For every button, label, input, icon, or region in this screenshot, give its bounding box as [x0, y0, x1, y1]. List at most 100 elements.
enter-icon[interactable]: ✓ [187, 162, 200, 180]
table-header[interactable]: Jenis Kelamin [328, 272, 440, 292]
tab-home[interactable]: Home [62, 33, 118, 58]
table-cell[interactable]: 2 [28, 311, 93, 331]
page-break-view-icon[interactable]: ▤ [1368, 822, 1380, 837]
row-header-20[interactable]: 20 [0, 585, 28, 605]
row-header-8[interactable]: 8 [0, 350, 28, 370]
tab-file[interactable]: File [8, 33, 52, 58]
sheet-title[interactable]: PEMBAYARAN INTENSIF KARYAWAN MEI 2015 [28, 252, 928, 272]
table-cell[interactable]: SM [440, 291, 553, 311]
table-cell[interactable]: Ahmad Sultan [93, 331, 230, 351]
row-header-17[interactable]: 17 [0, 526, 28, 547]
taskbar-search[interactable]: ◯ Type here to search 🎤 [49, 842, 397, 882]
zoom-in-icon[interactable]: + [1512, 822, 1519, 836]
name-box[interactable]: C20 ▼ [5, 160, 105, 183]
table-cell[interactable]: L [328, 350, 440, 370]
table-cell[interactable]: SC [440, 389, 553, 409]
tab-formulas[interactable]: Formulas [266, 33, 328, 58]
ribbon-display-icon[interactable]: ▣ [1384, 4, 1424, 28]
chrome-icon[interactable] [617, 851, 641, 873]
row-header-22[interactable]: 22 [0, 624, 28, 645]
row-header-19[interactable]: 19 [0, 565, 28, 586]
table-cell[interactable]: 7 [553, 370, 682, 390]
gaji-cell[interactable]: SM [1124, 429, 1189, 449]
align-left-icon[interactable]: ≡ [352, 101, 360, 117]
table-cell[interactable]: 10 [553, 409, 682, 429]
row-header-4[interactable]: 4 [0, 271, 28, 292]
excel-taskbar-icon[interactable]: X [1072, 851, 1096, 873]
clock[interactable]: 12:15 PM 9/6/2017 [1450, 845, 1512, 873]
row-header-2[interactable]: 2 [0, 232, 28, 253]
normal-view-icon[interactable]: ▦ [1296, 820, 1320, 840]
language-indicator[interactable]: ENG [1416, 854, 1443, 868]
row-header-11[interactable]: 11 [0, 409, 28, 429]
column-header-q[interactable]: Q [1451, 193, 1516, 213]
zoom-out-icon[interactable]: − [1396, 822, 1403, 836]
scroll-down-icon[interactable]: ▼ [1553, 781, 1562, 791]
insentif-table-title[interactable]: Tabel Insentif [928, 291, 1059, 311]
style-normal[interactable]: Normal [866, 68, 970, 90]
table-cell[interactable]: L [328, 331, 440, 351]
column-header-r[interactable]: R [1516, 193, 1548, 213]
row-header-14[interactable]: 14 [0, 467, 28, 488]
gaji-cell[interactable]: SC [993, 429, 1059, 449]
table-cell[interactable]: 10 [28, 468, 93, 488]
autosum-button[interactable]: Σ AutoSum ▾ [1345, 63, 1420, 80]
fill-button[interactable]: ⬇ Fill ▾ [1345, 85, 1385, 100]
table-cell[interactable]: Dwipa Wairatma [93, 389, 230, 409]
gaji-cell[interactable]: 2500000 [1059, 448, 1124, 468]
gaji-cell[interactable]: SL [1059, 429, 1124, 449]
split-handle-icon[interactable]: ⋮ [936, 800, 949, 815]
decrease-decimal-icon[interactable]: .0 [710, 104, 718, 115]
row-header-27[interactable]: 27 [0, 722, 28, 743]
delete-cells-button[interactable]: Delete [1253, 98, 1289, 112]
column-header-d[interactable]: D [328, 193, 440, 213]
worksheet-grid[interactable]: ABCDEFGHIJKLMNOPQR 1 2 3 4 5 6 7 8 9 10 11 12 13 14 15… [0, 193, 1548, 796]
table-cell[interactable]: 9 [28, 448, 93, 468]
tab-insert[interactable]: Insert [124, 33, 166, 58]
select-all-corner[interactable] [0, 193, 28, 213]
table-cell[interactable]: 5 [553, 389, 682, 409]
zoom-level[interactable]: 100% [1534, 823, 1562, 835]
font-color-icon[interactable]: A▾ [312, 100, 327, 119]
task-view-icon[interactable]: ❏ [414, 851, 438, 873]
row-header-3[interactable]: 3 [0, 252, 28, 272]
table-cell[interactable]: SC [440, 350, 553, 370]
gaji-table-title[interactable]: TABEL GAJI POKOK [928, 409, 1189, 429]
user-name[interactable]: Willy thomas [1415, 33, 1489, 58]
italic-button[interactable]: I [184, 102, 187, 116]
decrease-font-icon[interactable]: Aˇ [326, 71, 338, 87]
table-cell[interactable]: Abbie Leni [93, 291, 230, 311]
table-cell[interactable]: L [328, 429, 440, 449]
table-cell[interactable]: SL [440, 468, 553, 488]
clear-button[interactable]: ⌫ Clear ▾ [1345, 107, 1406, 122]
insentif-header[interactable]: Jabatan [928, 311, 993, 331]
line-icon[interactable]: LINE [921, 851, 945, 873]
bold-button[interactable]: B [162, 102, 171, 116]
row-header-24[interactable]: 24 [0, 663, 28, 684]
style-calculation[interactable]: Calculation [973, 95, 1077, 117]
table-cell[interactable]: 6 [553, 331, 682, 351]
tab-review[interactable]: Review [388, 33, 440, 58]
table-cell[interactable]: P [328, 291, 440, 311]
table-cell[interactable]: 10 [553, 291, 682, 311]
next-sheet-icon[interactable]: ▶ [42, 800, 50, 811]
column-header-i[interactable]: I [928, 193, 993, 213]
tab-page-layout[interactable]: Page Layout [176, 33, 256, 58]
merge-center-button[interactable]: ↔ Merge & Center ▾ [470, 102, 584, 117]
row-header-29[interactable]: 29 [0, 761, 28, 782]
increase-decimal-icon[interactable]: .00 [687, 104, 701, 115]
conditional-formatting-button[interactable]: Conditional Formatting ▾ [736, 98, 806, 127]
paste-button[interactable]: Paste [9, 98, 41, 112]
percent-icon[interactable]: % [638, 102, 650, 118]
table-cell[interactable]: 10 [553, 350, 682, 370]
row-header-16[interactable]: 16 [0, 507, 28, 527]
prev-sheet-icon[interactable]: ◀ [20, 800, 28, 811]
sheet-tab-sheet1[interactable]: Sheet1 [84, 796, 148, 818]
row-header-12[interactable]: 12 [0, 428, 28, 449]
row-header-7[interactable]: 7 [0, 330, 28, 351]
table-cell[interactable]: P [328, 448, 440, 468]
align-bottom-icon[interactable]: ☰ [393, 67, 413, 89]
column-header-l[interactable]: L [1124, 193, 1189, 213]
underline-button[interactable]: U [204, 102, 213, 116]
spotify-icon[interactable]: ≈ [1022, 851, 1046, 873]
=======
*EXERCISE*
Reproduce the listing from its first line through the line containing "chrome-icon[interactable] [617, 851, 641, 873]", replacing "table-cell" with "grid-cell" throughout and leaving everything else unchanged.

*ANSWER TO THIS EXERCISE*
For every button, label, input, icon, or region in this screenshot, give its bounding box as [x0, y0, x1, y1]. List at most 100 elements.
enter-icon[interactable]: ✓ [187, 162, 200, 180]
table-header[interactable]: Jenis Kelamin [328, 272, 440, 292]
tab-home[interactable]: Home [62, 33, 118, 58]
grid-cell[interactable]: 2 [28, 311, 93, 331]
page-break-view-icon[interactable]: ▤ [1368, 822, 1380, 837]
row-header-20[interactable]: 20 [0, 585, 28, 605]
row-header-8[interactable]: 8 [0, 350, 28, 370]
tab-file[interactable]: File [8, 33, 52, 58]
sheet-title[interactable]: PEMBAYARAN INTENSIF KARYAWAN MEI 2015 [28, 252, 928, 272]
grid-cell[interactable]: SM [440, 291, 553, 311]
grid-cell[interactable]: Ahmad Sultan [93, 331, 230, 351]
row-header-17[interactable]: 17 [0, 526, 28, 547]
taskbar-search[interactable]: ◯ Type here to search 🎤 [49, 842, 397, 882]
zoom-in-icon[interactable]: + [1512, 822, 1519, 836]
name-box[interactable]: C20 ▼ [5, 160, 105, 183]
grid-cell[interactable]: L [328, 350, 440, 370]
grid-cell[interactable]: SC [440, 389, 553, 409]
tab-formulas[interactable]: Formulas [266, 33, 328, 58]
ribbon-display-icon[interactable]: ▣ [1384, 4, 1424, 28]
chrome-icon[interactable] [617, 851, 641, 873]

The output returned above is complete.